GIVEN DATA:
========

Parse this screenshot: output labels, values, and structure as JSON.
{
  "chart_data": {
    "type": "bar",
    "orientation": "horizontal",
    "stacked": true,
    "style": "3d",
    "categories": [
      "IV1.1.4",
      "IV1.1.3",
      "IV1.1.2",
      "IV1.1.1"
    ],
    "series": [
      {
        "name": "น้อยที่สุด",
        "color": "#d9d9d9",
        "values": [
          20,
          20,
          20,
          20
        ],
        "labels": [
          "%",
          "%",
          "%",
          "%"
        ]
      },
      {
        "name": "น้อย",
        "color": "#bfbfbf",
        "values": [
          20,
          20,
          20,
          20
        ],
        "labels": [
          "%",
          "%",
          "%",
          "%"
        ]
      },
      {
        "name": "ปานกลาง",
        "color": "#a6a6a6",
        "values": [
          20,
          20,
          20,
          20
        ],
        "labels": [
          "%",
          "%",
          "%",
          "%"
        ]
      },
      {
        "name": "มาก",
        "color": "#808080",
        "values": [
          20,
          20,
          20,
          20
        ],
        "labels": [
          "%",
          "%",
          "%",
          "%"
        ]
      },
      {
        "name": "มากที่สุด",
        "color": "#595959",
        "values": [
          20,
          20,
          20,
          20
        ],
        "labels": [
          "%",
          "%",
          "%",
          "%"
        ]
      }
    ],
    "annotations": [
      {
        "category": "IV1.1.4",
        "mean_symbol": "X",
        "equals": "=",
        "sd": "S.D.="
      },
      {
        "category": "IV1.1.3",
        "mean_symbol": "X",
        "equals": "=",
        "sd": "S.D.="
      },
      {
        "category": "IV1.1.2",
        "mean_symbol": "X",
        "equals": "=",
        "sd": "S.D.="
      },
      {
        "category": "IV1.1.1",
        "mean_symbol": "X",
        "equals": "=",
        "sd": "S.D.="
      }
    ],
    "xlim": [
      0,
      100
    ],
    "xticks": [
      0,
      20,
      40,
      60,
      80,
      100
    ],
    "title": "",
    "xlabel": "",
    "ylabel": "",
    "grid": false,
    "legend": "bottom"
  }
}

========

YOUR TASK:
Look through the lines above and collect those with the word "category".

COMPLETE ANSWER:
        "category": "IV1.1.4",
        "category": "IV1.1.3",
        "category": "IV1.1.2",
        "category": "IV1.1.1",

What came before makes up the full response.